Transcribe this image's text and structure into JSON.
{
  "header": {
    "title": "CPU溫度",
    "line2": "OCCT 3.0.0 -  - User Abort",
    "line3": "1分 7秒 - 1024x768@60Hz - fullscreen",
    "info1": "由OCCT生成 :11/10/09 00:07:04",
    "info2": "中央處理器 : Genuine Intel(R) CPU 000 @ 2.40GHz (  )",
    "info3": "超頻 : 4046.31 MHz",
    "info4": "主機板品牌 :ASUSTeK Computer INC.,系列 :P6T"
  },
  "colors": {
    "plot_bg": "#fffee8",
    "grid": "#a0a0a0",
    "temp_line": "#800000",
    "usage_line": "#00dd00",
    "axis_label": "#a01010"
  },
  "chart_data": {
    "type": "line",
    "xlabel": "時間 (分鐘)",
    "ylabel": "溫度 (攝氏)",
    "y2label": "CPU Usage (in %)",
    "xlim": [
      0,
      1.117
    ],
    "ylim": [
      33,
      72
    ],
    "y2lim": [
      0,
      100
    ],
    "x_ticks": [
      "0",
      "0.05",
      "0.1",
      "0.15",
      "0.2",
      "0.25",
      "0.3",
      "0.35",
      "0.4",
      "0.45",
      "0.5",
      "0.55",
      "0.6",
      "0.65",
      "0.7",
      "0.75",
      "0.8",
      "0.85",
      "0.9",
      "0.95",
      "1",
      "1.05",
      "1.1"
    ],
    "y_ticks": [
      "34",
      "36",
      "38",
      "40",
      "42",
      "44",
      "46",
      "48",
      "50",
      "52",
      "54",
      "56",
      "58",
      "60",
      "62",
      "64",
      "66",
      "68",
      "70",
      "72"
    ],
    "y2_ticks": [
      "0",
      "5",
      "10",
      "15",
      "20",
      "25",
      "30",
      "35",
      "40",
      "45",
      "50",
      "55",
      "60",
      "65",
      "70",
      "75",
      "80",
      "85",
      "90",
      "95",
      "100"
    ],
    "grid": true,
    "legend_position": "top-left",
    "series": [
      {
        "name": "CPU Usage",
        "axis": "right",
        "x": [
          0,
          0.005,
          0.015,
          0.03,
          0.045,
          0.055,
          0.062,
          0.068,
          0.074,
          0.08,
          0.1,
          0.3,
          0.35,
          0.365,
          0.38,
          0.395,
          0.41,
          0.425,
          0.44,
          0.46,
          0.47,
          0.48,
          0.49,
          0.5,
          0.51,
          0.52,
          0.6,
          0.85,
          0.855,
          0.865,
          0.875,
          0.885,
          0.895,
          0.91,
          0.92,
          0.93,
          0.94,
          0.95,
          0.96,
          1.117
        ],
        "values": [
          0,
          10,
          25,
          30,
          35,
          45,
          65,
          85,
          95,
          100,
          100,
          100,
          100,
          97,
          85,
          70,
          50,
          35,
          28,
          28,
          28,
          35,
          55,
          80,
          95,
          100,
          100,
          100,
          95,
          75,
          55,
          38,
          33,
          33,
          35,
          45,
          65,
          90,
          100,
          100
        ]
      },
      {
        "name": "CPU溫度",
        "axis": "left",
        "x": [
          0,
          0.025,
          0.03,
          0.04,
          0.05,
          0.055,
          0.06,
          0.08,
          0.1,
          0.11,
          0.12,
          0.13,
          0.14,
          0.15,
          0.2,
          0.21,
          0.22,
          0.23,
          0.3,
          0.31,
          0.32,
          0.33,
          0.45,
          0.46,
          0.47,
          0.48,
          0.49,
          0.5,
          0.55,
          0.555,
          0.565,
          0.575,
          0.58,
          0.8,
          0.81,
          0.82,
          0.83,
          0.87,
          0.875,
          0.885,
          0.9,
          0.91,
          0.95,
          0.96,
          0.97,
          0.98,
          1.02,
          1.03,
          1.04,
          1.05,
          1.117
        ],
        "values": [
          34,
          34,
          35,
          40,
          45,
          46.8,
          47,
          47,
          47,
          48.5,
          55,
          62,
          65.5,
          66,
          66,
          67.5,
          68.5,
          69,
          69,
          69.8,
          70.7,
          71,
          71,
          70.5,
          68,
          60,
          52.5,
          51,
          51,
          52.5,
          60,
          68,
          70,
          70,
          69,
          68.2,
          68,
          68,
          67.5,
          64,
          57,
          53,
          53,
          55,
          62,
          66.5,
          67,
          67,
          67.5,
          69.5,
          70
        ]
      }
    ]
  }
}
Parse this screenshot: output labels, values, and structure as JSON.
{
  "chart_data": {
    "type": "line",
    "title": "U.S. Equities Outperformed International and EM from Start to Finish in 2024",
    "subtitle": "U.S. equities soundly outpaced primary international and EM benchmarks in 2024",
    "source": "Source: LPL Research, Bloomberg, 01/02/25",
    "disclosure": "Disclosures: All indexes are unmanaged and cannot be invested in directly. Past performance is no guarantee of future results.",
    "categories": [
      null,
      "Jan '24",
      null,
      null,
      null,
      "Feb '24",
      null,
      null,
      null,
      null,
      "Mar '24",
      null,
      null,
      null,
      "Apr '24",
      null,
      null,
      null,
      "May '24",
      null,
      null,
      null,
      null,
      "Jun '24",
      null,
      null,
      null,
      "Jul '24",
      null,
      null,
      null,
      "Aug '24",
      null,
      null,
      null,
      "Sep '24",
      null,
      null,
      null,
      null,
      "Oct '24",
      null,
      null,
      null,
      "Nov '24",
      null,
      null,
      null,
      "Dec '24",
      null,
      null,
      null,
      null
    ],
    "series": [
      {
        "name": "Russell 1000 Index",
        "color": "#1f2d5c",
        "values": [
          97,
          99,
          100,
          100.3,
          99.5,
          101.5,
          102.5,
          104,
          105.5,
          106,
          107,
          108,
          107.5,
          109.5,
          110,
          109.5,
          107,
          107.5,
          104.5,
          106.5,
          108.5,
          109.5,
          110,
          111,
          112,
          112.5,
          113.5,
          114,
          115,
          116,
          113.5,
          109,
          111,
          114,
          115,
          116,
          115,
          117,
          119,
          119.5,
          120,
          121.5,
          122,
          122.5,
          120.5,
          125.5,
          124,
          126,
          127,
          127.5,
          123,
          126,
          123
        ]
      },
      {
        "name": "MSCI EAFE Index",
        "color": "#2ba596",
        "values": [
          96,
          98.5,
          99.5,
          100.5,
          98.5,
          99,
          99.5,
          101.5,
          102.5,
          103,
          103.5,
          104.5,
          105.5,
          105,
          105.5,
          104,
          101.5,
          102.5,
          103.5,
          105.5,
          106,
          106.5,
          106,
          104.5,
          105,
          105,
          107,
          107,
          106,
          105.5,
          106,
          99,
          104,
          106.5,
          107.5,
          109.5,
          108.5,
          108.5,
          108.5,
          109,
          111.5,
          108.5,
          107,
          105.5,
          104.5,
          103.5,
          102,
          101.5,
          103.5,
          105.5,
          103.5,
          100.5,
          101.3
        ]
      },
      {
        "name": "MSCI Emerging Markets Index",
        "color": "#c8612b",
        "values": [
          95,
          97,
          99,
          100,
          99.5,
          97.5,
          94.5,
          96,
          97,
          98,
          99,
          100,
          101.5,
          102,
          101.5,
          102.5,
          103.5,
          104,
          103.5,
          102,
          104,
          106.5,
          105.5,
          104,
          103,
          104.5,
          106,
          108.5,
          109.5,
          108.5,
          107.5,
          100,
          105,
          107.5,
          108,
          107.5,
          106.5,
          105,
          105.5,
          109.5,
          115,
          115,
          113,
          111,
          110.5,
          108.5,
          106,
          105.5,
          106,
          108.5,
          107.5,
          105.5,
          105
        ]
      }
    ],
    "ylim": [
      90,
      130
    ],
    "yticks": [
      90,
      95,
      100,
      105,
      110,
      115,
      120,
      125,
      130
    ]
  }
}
☆ ☆ ☆ ☆ ☆
### Exercise goal
Copy, from the material, each line that holds the string "structure".

### Exercise response
Transcribe this image's text and structure into JSON.
Parse this screenshot: output labels, values, and structure as JSON.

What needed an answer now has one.